Required work: Recast the lines from the one containing "Localize all elements." through the one containing "panel text: safety rules: NO" as a JSON list of strings, one string per line, with blank lines and the picture left out.

Data lines:

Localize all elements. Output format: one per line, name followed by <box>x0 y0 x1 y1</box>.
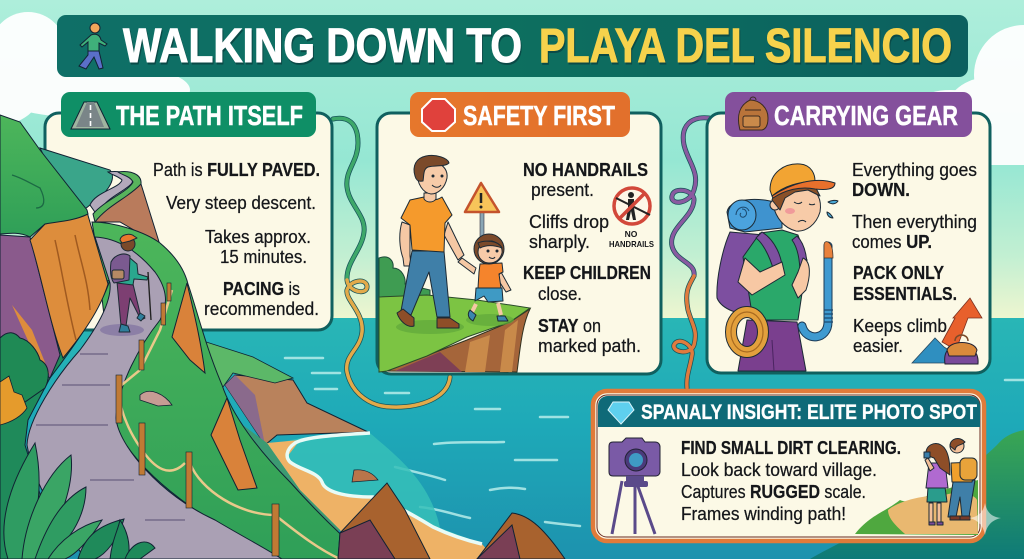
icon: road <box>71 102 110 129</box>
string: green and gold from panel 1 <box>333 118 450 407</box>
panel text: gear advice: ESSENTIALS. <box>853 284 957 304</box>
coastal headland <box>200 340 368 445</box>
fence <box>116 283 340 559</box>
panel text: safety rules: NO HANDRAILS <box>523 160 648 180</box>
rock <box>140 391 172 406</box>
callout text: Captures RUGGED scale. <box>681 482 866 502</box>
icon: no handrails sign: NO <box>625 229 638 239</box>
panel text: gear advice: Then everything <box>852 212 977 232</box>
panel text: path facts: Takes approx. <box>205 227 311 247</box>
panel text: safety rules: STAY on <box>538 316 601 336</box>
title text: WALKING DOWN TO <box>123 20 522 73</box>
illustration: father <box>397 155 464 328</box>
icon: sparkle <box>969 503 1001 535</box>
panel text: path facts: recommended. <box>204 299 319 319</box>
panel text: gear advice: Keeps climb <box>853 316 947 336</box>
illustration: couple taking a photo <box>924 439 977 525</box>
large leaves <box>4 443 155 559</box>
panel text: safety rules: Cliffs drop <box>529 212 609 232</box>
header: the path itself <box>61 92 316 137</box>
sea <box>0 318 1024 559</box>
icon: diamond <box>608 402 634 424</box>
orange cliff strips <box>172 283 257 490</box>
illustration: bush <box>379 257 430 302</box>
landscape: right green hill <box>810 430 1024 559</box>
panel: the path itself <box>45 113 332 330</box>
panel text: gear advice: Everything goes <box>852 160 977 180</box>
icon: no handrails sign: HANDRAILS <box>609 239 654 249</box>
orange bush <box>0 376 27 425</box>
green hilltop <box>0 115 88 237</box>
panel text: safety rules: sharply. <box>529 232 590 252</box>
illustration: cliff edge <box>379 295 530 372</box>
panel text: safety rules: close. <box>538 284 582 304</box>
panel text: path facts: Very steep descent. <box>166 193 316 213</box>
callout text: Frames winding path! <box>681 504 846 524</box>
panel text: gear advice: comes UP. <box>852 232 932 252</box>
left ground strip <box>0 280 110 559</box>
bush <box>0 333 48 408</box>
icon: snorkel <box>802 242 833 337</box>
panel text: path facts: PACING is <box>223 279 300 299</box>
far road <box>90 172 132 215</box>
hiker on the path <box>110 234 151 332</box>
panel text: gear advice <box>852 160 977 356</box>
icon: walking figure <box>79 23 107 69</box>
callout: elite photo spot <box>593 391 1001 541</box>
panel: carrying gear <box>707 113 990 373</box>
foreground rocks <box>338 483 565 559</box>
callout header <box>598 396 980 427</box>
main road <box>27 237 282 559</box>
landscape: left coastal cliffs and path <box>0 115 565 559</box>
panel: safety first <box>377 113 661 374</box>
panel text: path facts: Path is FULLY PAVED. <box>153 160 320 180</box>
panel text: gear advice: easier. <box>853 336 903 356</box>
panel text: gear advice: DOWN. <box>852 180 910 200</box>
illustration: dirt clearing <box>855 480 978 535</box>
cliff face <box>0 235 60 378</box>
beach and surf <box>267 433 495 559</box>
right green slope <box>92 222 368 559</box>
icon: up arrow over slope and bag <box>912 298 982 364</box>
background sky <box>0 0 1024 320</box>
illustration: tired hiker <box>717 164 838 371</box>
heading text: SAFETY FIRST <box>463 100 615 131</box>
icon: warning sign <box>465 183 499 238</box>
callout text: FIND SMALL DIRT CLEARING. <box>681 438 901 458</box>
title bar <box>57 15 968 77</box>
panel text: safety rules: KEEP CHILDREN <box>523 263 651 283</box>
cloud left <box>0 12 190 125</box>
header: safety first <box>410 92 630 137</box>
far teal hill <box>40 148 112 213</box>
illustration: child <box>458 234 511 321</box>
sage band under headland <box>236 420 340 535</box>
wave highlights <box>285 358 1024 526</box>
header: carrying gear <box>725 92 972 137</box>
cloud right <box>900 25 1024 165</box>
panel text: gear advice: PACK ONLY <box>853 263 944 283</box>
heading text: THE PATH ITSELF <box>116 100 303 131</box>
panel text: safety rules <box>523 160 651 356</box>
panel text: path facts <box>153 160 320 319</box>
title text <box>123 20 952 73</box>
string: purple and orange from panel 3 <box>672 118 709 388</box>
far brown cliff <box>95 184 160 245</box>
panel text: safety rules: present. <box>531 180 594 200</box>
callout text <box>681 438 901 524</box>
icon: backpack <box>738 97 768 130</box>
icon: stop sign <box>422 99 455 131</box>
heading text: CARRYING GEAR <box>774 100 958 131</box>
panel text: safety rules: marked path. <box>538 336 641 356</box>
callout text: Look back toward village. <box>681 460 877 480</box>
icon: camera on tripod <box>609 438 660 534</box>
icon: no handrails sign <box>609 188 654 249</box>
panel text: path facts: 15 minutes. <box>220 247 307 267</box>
--
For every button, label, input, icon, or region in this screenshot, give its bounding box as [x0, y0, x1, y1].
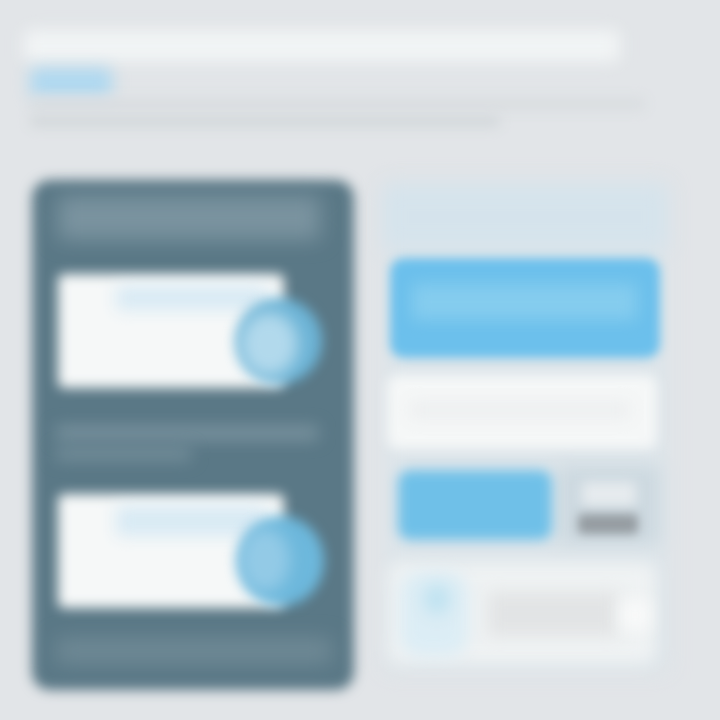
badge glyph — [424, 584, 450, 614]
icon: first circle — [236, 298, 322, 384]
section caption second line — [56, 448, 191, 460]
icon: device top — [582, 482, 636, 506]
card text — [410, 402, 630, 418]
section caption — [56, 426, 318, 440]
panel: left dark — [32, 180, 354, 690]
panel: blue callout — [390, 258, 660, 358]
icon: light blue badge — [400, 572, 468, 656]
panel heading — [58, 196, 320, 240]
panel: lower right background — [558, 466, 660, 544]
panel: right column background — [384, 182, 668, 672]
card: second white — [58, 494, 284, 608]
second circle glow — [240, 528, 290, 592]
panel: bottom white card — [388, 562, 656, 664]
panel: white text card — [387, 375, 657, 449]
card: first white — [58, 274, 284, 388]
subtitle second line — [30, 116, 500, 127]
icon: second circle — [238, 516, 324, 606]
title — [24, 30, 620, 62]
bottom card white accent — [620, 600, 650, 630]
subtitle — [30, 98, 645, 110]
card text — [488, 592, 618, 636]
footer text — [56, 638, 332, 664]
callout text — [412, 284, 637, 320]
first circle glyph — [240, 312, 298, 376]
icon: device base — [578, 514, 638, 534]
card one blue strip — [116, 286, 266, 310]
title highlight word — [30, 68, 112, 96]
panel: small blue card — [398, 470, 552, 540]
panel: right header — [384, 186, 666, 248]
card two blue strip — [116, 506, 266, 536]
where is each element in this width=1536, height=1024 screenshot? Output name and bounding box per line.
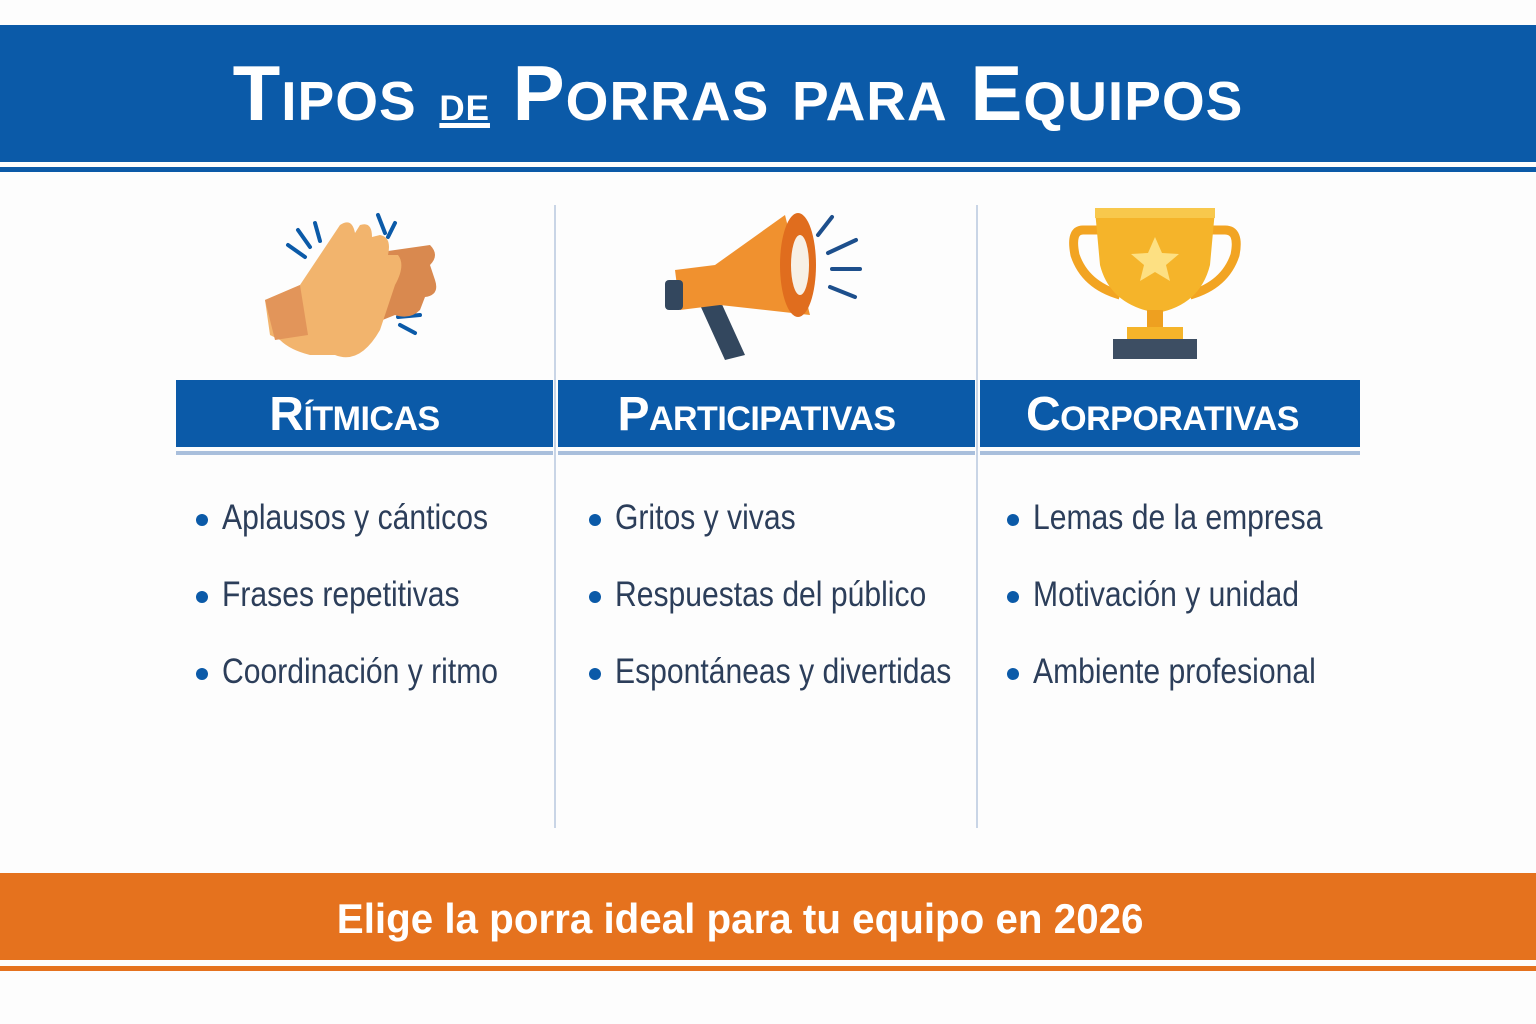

Solved exercise:
[
  "Localize all elements. Output format: one per line, name followed by <box>x0 y0 x1 y1</box>.",
  "icon: road <box>71 102 110 129</box>",
  "string: green and gold from panel 1 <box>333 118 450 407</box>",
  "panel text: gear advice: ESSENTIALS. <box>853 284 957 304</box>",
  "coastal headland <box>200 340 368 445</box>",
  "fence <box>116 283 340 559</box>",
  "panel text: safety rules: NO HANDRAILS <box>523 160 648 180</box>"
]